--- What is needed ---
Look through the data below. Pick out the lines holding the string "binary".

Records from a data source
#####

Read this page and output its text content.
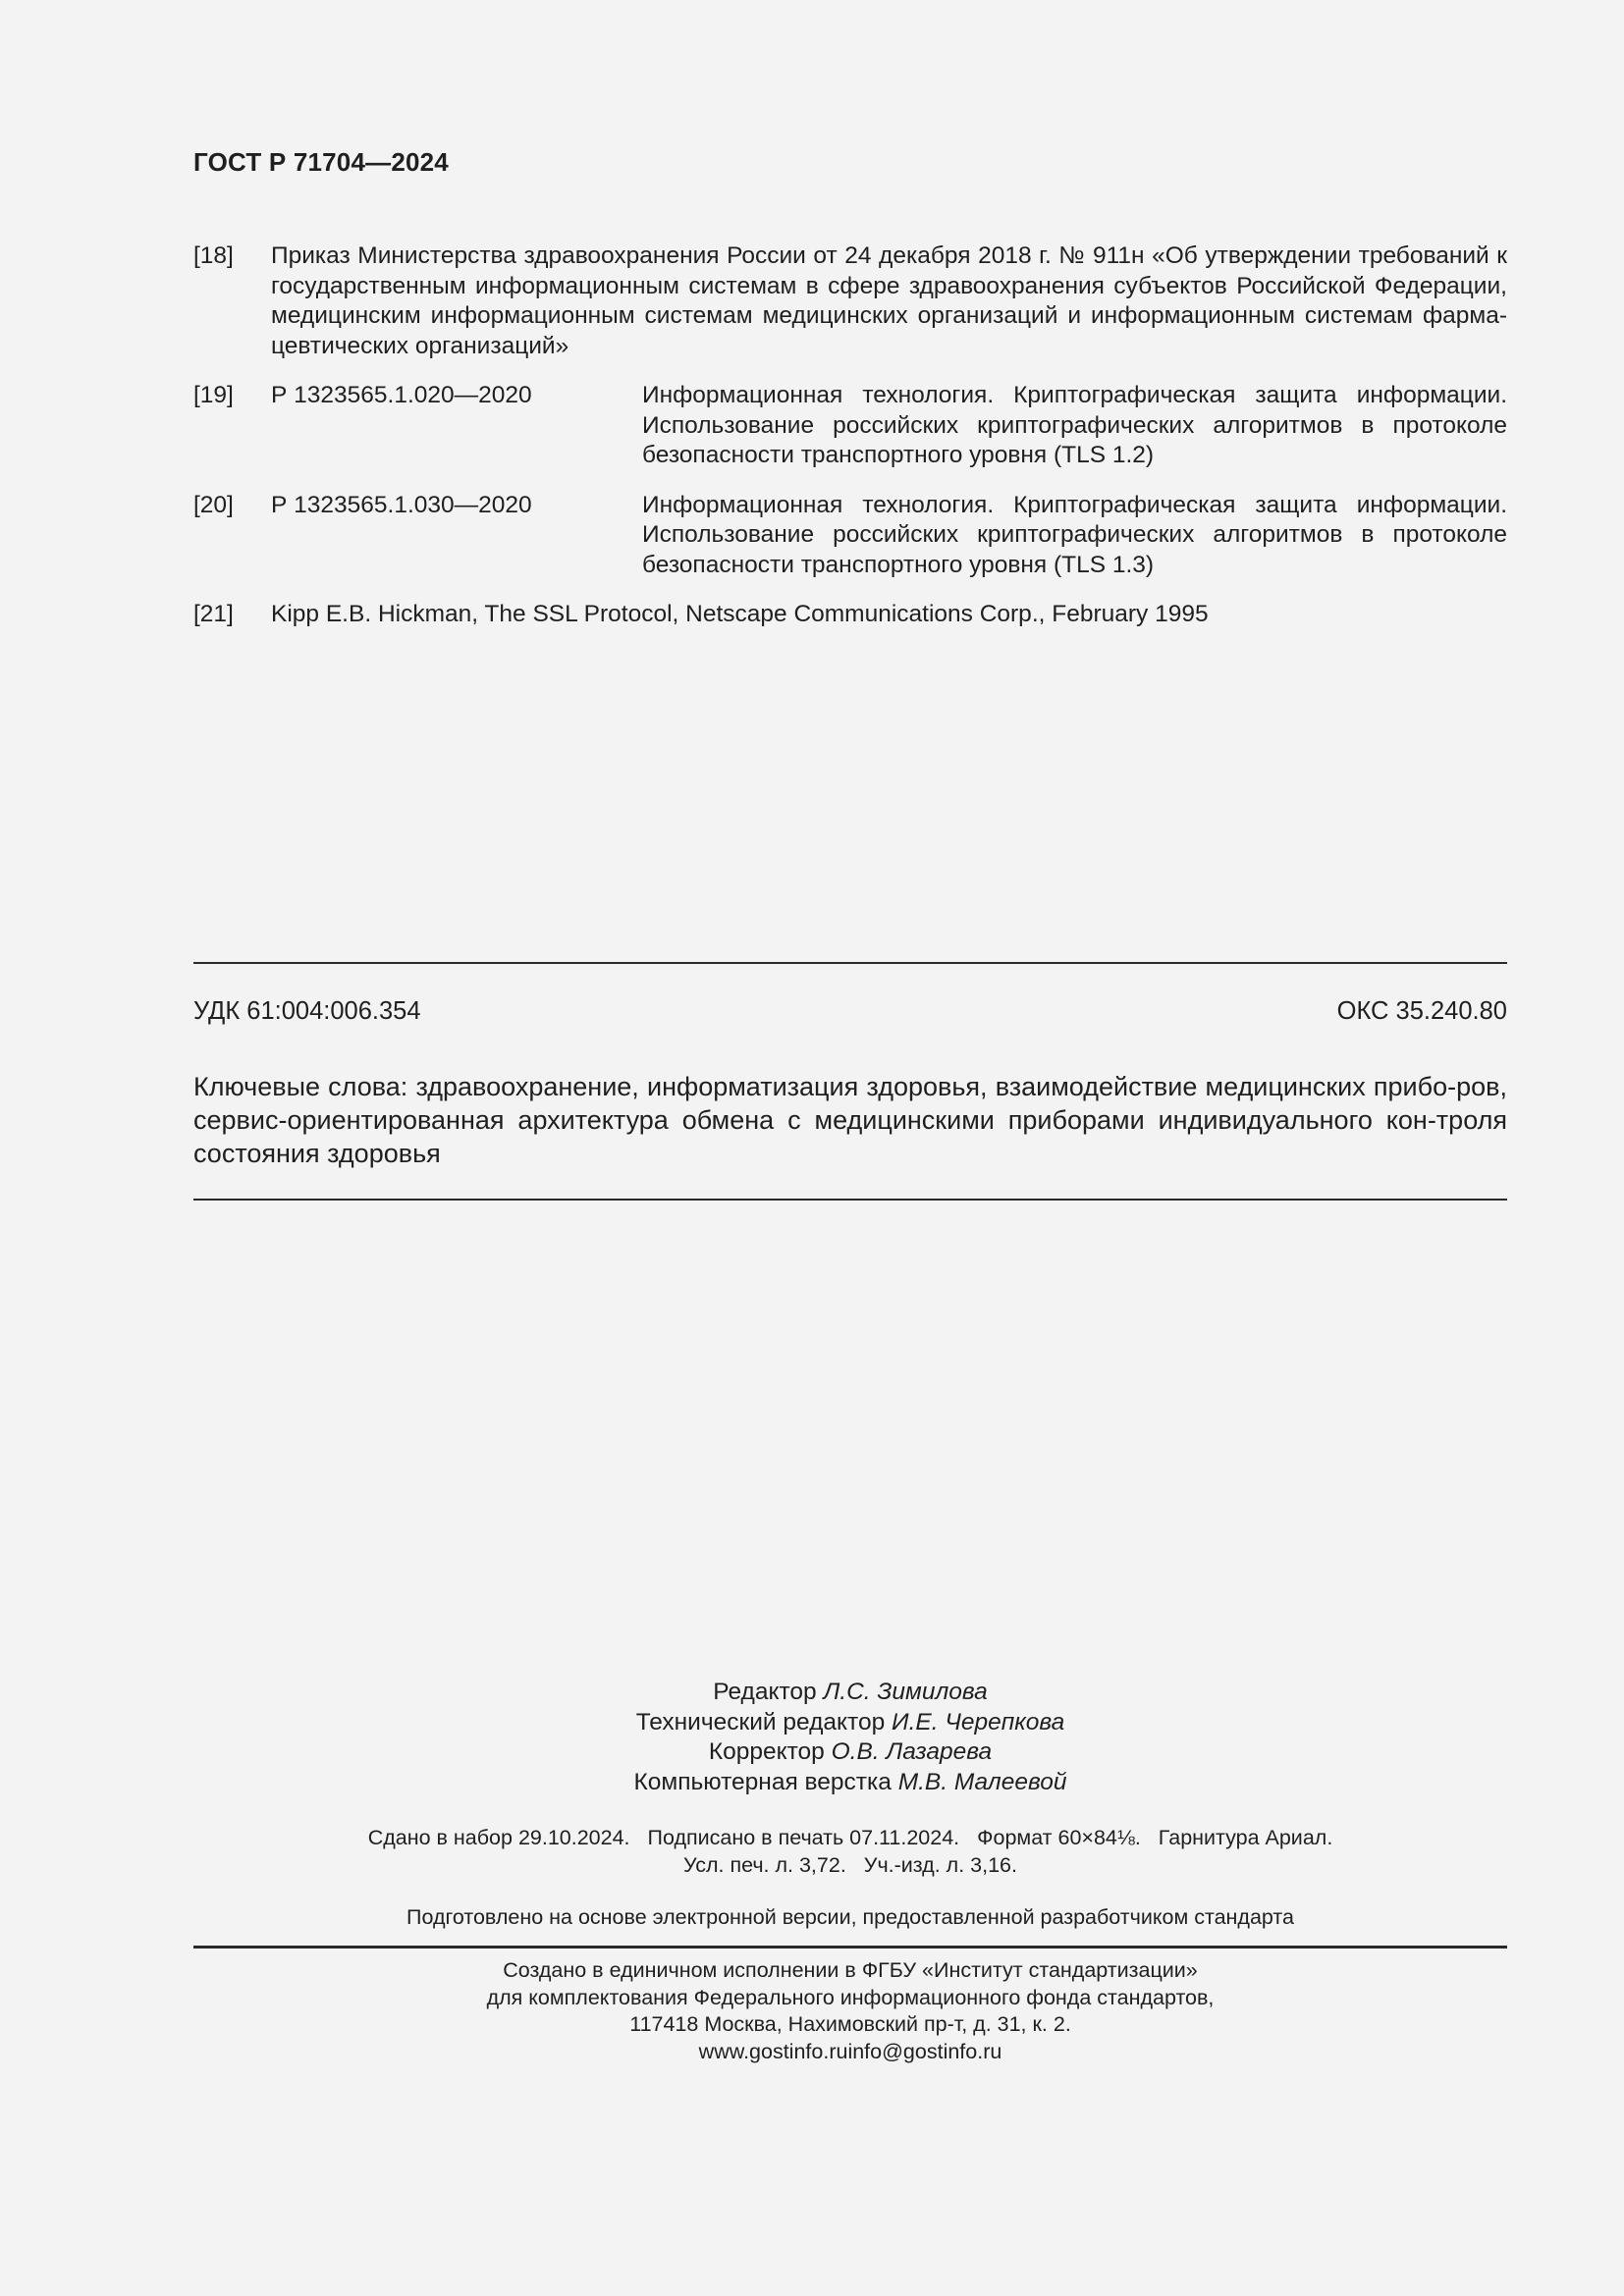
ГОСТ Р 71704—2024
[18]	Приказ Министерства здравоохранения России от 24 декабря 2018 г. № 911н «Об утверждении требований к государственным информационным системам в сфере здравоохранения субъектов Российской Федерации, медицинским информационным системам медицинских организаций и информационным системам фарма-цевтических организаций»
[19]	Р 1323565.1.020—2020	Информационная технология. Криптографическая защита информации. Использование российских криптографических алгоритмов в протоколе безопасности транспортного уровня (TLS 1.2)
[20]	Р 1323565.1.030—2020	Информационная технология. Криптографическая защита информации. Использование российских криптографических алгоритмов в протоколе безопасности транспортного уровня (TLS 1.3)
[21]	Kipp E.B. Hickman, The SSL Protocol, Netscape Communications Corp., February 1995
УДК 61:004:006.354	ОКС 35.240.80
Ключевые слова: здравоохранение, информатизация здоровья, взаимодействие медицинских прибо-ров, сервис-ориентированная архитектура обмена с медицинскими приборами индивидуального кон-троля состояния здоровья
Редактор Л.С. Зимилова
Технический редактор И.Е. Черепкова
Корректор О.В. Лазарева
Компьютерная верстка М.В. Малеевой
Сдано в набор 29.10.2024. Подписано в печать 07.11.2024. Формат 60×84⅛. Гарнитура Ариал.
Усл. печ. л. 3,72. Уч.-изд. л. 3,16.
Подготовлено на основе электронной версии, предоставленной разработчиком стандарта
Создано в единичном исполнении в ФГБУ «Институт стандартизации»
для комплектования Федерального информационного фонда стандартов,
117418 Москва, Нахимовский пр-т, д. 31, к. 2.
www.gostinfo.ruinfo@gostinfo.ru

#####

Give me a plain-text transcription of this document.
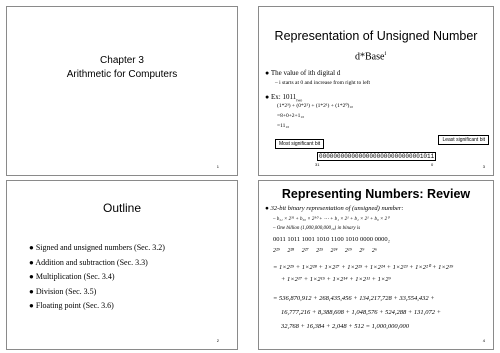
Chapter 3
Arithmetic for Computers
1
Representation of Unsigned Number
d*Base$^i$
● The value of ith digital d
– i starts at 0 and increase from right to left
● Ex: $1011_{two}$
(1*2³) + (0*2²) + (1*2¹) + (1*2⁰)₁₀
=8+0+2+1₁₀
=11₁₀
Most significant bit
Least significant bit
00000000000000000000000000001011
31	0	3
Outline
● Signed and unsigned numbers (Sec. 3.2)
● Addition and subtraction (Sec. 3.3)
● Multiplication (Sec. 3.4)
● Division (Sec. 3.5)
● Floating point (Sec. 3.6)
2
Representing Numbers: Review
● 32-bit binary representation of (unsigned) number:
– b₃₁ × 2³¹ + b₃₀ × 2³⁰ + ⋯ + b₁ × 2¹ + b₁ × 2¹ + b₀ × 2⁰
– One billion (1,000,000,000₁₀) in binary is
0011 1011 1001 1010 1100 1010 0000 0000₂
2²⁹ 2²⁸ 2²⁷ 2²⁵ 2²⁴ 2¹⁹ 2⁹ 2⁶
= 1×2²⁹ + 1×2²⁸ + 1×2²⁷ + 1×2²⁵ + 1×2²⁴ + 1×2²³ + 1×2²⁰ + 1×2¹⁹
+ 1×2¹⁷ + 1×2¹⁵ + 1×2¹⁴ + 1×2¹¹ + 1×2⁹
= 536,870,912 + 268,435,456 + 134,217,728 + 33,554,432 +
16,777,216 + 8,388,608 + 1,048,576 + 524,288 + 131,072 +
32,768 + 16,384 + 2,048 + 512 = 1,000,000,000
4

#####

--- The response ---
● 32-bit binary representation of (unsigned) number:
– One billion (1,000,000,000₁₀) in binary is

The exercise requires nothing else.